RECORD LIST:
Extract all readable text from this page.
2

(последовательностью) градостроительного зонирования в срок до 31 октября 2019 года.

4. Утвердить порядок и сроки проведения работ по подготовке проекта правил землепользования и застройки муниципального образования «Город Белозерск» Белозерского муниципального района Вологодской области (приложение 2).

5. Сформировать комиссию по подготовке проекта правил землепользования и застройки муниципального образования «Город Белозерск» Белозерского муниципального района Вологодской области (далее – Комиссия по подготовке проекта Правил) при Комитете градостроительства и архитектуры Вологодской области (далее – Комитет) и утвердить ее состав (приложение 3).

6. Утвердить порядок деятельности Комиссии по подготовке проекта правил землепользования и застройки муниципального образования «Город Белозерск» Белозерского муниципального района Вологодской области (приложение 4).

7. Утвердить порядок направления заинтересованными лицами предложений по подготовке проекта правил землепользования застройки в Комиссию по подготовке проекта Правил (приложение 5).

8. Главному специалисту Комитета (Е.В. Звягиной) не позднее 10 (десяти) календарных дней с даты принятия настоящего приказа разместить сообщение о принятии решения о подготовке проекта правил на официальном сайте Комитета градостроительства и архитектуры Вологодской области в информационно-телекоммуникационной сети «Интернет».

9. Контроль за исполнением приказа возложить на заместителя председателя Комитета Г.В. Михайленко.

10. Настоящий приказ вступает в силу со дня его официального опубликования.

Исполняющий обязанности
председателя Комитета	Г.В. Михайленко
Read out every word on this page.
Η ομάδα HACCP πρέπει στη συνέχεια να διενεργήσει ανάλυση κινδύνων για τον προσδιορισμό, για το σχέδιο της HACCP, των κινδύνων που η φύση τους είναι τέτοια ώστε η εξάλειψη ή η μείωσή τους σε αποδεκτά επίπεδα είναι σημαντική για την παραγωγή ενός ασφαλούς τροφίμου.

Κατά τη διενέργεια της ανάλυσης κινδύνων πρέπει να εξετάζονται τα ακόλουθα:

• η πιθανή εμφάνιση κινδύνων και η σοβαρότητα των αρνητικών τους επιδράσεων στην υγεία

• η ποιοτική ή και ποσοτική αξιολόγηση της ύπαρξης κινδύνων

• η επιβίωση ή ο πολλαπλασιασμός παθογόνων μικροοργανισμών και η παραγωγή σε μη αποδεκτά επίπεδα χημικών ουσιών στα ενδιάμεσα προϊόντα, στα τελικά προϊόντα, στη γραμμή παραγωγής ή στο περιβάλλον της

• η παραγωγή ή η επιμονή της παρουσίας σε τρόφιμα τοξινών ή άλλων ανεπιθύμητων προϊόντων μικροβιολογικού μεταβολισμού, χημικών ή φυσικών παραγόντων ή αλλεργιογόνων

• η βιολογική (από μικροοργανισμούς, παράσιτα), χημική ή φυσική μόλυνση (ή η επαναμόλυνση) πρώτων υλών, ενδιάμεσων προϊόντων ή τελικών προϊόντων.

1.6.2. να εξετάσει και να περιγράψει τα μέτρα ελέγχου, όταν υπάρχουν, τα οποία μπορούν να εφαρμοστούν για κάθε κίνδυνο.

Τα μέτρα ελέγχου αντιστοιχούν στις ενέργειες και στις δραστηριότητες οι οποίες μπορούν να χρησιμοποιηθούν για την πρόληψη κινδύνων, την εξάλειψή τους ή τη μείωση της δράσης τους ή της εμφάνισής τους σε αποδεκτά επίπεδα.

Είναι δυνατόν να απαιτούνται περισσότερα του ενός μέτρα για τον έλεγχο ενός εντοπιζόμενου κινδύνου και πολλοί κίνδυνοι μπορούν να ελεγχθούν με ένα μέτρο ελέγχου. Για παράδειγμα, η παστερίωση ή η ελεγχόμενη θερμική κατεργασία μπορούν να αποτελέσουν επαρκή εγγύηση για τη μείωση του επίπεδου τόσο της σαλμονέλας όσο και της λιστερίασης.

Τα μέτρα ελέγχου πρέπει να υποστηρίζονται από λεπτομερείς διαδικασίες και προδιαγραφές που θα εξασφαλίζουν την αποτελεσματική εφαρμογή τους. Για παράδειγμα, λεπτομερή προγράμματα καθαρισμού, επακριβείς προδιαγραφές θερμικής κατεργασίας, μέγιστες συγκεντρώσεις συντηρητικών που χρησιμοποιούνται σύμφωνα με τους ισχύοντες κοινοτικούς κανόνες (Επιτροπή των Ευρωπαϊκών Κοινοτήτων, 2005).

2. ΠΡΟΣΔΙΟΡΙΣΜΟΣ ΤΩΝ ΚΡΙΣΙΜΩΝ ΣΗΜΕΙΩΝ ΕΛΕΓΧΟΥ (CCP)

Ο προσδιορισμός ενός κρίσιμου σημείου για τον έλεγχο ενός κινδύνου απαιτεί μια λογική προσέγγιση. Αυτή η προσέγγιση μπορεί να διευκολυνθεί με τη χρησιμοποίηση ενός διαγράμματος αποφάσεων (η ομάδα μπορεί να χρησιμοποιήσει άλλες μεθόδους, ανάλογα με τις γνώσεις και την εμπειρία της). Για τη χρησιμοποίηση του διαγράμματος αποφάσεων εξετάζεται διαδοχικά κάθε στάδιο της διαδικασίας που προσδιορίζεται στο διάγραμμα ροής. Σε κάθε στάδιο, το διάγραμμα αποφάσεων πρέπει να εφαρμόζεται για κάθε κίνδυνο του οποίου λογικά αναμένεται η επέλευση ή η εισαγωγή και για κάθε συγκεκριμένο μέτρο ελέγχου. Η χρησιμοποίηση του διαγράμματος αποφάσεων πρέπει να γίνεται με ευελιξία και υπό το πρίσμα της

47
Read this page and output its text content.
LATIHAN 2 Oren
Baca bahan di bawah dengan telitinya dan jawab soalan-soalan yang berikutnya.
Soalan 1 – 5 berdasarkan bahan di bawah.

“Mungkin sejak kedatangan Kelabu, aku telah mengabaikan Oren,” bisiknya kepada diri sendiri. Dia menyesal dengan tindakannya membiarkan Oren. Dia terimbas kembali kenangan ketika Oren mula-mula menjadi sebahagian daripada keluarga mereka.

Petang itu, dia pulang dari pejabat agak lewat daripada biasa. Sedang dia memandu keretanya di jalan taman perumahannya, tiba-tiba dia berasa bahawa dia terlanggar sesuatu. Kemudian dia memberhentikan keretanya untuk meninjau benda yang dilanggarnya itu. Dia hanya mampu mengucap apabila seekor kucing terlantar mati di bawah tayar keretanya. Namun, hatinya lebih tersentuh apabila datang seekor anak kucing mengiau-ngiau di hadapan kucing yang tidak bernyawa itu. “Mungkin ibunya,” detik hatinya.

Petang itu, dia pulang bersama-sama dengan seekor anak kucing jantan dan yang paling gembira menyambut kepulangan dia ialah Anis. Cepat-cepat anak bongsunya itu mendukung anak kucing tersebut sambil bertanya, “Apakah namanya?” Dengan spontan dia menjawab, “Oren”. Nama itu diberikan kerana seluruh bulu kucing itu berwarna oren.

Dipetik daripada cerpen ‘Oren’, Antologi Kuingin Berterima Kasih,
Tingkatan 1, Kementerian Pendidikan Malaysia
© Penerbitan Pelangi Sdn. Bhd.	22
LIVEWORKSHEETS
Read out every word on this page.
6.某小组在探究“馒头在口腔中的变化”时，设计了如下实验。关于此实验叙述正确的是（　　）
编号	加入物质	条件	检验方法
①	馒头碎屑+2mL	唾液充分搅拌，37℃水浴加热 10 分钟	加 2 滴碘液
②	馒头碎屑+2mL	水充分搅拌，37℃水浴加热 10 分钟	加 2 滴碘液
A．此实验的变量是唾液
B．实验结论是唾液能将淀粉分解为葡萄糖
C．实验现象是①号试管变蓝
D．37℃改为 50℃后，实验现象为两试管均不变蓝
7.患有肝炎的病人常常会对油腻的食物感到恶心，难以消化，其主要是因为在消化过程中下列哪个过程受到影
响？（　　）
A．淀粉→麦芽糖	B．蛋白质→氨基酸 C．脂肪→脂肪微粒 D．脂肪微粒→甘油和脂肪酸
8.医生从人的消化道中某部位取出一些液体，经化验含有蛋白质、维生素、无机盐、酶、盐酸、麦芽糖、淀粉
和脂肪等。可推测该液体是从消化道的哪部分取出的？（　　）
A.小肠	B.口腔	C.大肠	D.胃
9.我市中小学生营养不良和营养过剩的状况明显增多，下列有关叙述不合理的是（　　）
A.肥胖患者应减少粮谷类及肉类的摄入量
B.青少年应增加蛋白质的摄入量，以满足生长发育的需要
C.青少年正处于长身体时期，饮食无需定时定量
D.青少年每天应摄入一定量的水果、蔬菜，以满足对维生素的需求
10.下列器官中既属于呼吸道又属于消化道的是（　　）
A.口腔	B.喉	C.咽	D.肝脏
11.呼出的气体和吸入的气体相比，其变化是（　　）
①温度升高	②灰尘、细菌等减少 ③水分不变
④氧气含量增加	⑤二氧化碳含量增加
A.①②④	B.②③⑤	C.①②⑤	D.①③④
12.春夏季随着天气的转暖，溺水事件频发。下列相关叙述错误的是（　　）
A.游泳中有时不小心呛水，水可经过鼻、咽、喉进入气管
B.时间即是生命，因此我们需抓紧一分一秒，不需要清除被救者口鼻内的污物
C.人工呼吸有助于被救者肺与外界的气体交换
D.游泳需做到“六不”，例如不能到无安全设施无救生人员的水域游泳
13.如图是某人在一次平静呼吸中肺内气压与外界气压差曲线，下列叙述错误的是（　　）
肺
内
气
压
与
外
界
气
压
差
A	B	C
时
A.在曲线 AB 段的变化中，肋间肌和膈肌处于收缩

PROBLEM REQUIREMENTS: Extract every line above containing the word "page".

ANSWER FOR THIS EXERCISE:
Extract all readable text from this page.
Read out every word on this page.
Read this page and output its text content.
Read out every word on this page.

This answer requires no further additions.